(Stored items from a collection)
++++++

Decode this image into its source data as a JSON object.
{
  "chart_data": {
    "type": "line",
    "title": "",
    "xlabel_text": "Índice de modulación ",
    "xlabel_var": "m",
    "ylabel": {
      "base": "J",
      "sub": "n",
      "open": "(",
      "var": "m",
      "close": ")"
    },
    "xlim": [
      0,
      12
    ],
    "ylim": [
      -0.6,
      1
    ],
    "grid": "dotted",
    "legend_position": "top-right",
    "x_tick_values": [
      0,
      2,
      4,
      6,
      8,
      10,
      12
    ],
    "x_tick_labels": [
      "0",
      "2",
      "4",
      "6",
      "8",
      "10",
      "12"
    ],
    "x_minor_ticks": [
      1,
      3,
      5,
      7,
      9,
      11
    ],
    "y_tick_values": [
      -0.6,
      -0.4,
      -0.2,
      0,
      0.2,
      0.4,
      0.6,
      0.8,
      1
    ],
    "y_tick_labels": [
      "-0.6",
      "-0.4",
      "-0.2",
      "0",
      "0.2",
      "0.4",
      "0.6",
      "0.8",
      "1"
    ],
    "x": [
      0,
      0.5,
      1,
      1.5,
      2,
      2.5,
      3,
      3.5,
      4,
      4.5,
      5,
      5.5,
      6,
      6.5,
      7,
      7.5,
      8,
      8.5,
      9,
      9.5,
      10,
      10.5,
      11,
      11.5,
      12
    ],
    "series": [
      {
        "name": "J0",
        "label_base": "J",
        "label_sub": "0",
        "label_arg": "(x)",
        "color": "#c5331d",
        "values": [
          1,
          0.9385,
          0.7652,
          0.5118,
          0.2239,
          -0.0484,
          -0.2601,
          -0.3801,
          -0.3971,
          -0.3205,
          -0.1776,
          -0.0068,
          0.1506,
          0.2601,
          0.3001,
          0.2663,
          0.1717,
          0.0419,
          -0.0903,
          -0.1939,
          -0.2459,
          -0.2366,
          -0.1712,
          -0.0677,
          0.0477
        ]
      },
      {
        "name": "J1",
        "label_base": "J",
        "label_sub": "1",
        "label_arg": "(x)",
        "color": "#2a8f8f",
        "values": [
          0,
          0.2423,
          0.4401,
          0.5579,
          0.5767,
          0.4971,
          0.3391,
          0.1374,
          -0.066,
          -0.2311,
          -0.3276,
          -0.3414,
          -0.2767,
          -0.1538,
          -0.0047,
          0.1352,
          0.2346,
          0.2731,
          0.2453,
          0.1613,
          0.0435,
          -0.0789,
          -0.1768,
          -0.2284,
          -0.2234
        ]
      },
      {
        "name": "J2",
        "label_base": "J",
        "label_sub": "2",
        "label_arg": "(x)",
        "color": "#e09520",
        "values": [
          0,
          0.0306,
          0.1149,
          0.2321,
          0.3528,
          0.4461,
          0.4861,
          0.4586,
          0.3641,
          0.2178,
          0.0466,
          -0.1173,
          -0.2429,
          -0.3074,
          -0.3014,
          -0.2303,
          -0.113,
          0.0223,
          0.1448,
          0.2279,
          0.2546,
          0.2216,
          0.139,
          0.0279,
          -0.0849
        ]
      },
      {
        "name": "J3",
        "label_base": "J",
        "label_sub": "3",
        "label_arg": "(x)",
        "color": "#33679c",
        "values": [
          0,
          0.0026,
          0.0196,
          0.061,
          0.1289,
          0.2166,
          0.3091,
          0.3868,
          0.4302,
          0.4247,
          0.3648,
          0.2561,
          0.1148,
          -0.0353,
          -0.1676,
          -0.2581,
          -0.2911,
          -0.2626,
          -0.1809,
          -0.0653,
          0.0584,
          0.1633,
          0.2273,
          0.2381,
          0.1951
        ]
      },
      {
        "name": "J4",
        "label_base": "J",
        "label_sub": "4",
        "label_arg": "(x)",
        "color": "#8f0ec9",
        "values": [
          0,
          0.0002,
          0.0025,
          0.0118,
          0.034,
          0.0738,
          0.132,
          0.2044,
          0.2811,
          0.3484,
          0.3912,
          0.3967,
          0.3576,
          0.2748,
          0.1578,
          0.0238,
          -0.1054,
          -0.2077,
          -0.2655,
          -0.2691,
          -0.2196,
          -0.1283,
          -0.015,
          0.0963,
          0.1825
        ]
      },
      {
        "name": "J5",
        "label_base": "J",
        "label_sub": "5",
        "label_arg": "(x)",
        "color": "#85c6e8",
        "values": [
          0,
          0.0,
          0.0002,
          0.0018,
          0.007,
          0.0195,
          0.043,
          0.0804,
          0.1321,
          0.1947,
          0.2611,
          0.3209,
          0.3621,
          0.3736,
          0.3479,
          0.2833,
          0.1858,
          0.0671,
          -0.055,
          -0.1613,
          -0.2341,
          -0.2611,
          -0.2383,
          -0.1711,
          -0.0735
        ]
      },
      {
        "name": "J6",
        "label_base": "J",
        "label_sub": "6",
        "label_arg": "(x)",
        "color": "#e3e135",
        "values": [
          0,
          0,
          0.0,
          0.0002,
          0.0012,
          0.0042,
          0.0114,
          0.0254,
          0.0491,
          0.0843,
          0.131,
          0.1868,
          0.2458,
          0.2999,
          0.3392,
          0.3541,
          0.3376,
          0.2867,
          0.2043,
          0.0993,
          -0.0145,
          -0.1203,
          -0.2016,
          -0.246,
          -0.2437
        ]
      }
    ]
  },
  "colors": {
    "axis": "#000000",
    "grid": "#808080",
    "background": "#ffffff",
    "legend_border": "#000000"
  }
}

++++++

__What the exercise asks__:
How many of the lines above include the string "name"? Reply with the number by itself.

__Reply__:
7